* _MATERIAL PROVIDED_:
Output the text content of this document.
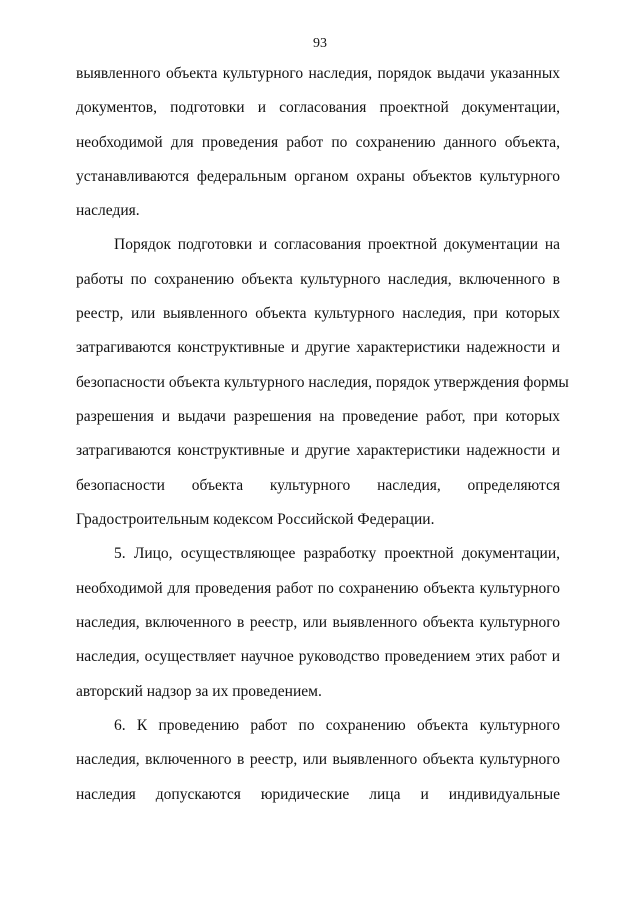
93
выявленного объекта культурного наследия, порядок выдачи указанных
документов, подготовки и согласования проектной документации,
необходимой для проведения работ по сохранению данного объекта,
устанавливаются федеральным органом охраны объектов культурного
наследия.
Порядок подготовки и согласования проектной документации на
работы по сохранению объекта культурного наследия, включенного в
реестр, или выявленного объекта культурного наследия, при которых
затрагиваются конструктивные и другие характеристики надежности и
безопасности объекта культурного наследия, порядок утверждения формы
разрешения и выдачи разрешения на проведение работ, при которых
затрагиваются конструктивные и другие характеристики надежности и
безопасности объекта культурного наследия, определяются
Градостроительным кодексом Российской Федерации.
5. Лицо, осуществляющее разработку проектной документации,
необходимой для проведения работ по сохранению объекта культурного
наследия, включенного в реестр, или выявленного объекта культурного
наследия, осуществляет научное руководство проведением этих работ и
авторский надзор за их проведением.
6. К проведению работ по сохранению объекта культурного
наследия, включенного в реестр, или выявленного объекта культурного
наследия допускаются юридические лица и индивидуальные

* _GOAL_: Copy every record above exactly, leaving out the pictures.

* _CORRECT RESPONSE_:
Output the text content of this document.
93
выявленного объекта культурного наследия, порядок выдачи указанных
документов, подготовки и согласования проектной документации,
необходимой для проведения работ по сохранению данного объекта,
устанавливаются федеральным органом охраны объектов культурного
наследия.
Порядок подготовки и согласования проектной документации на
работы по сохранению объекта культурного наследия, включенного в
реестр, или выявленного объекта культурного наследия, при которых
затрагиваются конструктивные и другие характеристики надежности и
безопасности объекта культурного наследия, порядок утверждения формы
разрешения и выдачи разрешения на проведение работ, при которых
затрагиваются конструктивные и другие характеристики надежности и
безопасности объекта культурного наследия, определяются
Градостроительным кодексом Российской Федерации.
5. Лицо, осуществляющее разработку проектной документации,
необходимой для проведения работ по сохранению объекта культурного
наследия, включенного в реестр, или выявленного объекта культурного
наследия, осуществляет научное руководство проведением этих работ и
авторский надзор за их проведением.
6. К проведению работ по сохранению объекта культурного
наследия, включенного в реестр, или выявленного объекта культурного
наследия допускаются юридические лица и индивидуальные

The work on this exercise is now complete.